* Given information
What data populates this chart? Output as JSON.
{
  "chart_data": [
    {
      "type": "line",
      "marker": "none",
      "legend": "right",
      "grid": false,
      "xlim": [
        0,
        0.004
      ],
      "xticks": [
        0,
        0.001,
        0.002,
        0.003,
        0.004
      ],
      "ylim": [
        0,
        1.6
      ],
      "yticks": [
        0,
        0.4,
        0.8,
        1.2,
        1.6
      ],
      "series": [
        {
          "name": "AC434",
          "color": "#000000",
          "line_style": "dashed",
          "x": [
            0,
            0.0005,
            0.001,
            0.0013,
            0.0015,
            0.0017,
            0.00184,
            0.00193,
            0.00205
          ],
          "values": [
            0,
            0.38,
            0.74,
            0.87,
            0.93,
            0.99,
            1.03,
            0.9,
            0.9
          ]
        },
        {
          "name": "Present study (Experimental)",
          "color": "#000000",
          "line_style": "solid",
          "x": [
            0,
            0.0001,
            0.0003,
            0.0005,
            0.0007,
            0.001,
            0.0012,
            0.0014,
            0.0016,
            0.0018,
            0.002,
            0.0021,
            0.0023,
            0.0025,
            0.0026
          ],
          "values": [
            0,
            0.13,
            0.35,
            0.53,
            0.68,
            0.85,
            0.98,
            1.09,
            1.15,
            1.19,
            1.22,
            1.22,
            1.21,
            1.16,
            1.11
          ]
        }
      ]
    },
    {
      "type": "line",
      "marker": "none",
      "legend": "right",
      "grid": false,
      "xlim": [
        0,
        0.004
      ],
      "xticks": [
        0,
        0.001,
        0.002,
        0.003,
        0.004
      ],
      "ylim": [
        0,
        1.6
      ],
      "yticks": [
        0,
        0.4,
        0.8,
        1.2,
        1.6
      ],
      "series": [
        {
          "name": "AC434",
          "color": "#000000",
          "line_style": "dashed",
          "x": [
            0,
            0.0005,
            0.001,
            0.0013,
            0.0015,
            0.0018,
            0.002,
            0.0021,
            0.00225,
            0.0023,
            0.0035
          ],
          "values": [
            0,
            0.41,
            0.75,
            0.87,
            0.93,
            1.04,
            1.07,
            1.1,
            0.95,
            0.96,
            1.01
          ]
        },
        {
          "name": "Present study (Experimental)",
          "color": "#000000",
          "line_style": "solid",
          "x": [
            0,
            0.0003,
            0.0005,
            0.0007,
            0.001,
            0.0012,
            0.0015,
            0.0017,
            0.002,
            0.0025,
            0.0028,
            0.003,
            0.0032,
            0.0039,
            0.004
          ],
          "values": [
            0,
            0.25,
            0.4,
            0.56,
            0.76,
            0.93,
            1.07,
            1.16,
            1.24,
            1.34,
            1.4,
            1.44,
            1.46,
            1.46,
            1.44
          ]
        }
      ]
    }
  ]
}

* What the task asks
Print the whole listing again, exactly.

* Answer to the problem
What data populates this chart? Output as JSON.
{
  "chart_data": [
    {
      "type": "line",
      "marker": "none",
      "legend": "right",
      "grid": false,
      "xlim": [
        0,
        0.004
      ],
      "xticks": [
        0,
        0.001,
        0.002,
        0.003,
        0.004
      ],
      "ylim": [
        0,
        1.6
      ],
      "yticks": [
        0,
        0.4,
        0.8,
        1.2,
        1.6
      ],
      "series": [
        {
          "name": "AC434",
          "color": "#000000",
          "line_style": "dashed",
          "x": [
            0,
            0.0005,
            0.001,
            0.0013,
            0.0015,
            0.0017,
            0.00184,
            0.00193,
            0.00205
          ],
          "values": [
            0,
            0.38,
            0.74,
            0.87,
            0.93,
            0.99,
            1.03,
            0.9,
            0.9
          ]
        },
        {
          "name": "Present study (Experimental)",
          "color": "#000000",
          "line_style": "solid",
          "x": [
            0,
            0.0001,
            0.0003,
            0.0005,
            0.0007,
            0.001,
            0.0012,
            0.0014,
            0.0016,
            0.0018,
            0.002,
            0.0021,
            0.0023,
            0.0025,
            0.0026
          ],
          "values": [
            0,
            0.13,
            0.35,
            0.53,
            0.68,
            0.85,
            0.98,
            1.09,
            1.15,
            1.19,
            1.22,
            1.22,
            1.21,
            1.16,
            1.11
          ]
        }
      ]
    },
    {
      "type": "line",
      "marker": "none",
      "legend": "right",
      "grid": false,
      "xlim": [
        0,
        0.004
      ],
      "xticks": [
        0,
        0.001,
        0.002,
        0.003,
        0.004
      ],
      "ylim": [
        0,
        1.6
      ],
      "yticks": [
        0,
        0.4,
        0.8,
        1.2,
        1.6
      ],
      "series": [
        {
          "name": "AC434",
          "color": "#000000",
          "line_style": "dashed",
          "x": [
            0,
            0.0005,
            0.001,
            0.0013,
            0.0015,
            0.0018,
            0.002,
            0.0021,
            0.00225,
            0.0023,
            0.0035
          ],
          "values": [
            0,
            0.41,
            0.75,
            0.87,
            0.93,
            1.04,
            1.07,
            1.1,
            0.95,
            0.96,
            1.01
          ]
        },
        {
          "name": "Present study (Experimental)",
          "color": "#000000",
          "line_style": "solid",
          "x": [
            0,
            0.0003,
            0.0005,
            0.0007,
            0.001,
            0.0012,
            0.0015,
            0.0017,
            0.002,
            0.0025,
            0.0028,
            0.003,
            0.0032,
            0.0039,
            0.004
          ],
          "values": [
            0,
            0.25,
            0.4,
            0.56,
            0.76,
            0.93,
            1.07,
            1.16,
            1.24,
            1.34,
            1.4,
            1.44,
            1.46,
            1.46,
            1.44
          ]
        }
      ]
    }
  ]
}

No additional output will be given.